▸ **Data for the task**
--- begin ---
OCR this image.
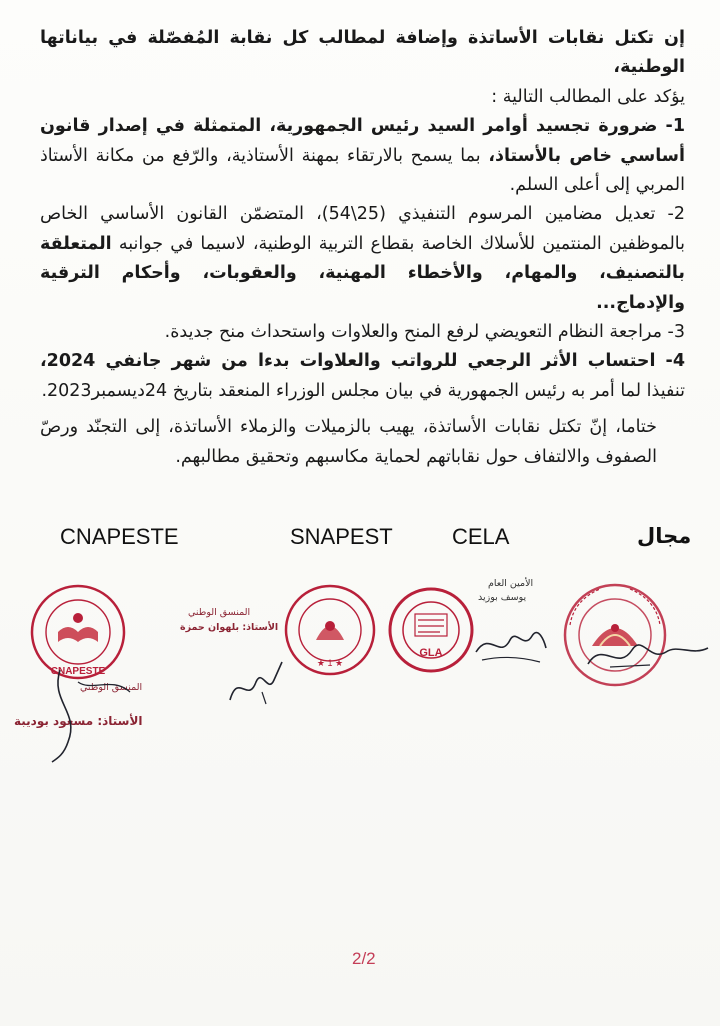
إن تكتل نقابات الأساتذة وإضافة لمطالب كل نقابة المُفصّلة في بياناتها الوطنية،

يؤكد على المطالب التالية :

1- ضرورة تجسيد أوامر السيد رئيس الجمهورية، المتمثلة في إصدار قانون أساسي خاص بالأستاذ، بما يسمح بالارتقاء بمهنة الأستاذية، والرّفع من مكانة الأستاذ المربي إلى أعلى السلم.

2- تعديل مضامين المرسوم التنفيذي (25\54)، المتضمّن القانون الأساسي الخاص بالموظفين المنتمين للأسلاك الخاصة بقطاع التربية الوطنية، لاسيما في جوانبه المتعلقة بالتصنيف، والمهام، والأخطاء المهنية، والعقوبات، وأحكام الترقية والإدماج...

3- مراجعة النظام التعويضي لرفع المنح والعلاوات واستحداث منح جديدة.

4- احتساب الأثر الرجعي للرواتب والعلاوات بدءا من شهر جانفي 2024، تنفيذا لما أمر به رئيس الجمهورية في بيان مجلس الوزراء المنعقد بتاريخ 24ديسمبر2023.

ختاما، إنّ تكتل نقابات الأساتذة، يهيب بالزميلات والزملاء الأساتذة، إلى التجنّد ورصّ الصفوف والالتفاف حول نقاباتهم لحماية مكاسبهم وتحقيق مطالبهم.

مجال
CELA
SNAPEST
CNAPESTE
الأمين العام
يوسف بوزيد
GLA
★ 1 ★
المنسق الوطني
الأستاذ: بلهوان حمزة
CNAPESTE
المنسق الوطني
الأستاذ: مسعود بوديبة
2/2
--- end ---
--- begin ---
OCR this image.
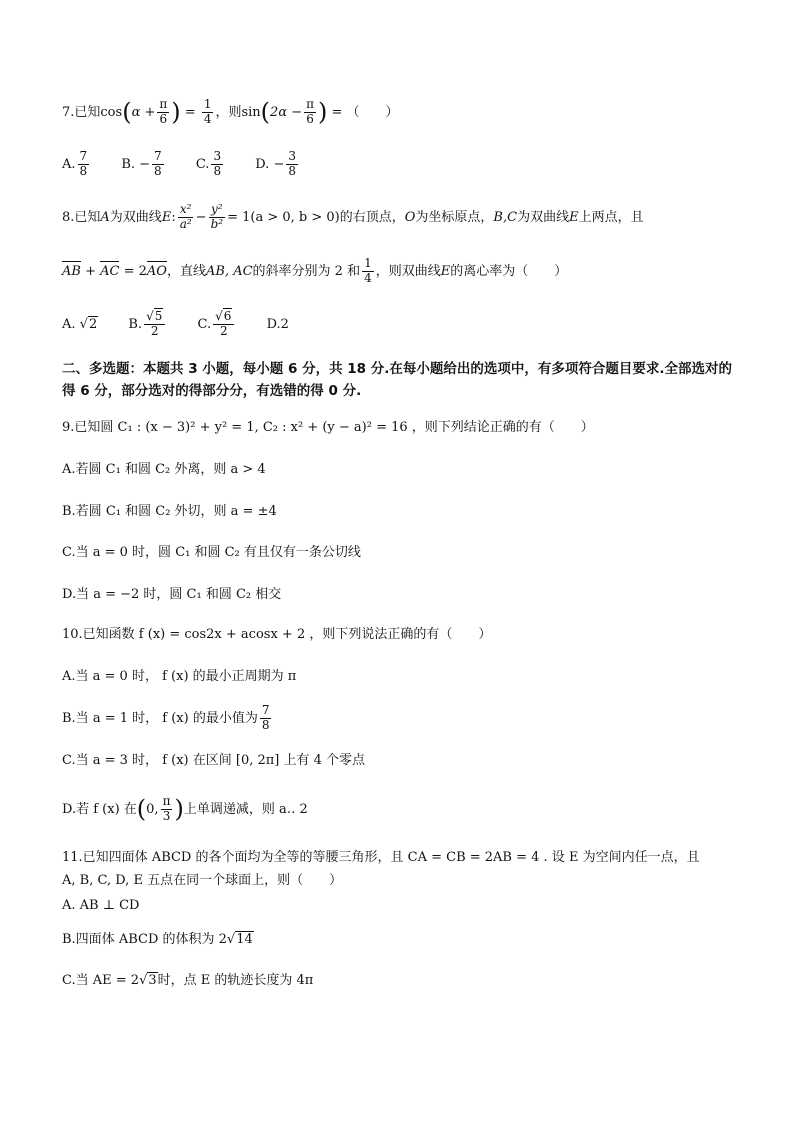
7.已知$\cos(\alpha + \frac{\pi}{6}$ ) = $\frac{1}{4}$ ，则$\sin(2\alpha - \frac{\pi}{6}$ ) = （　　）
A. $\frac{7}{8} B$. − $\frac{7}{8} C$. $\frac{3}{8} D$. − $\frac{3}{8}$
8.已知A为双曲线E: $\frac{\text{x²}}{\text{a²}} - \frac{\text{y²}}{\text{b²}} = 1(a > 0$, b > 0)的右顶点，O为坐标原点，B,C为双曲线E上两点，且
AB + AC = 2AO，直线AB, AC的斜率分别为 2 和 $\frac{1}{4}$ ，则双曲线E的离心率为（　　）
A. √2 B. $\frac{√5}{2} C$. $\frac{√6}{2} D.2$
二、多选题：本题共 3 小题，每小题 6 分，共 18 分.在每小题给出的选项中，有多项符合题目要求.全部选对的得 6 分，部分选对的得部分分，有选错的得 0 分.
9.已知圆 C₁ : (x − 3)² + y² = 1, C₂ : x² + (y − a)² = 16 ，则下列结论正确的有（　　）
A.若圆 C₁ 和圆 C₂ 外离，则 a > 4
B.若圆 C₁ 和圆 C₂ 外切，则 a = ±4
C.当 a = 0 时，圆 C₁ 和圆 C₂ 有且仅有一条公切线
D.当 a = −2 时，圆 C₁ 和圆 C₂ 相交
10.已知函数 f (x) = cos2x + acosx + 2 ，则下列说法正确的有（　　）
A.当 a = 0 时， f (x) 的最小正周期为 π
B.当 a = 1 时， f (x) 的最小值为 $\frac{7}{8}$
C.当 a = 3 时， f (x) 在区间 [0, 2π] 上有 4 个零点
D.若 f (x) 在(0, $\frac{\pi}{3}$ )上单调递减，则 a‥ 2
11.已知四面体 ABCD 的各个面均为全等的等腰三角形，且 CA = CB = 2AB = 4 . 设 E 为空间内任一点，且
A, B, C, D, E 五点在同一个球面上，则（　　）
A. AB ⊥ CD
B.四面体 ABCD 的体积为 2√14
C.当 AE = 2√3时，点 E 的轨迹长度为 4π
--- end ---
▸ **Written request**
Reproduce each line from the records that contains the word "الوطنية".

▸ **Task response**
إن تكتل نقابات الأساتذة وإضافة لمطالب كل نقابة المُفصّلة في بياناتها الوطنية،
2- تعديل مضامين المرسوم التنفيذي (25\54)، المتضمّن القانون الأساسي الخاص بالموظفين المنتمين للأسلاك الخاصة بقطاع التربية الوطنية، لاسيما في جوانبه المتعلقة بالتصنيف، والمهام، والأخطاء المهنية، والعقوبات، وأحكام الترقية والإدماج...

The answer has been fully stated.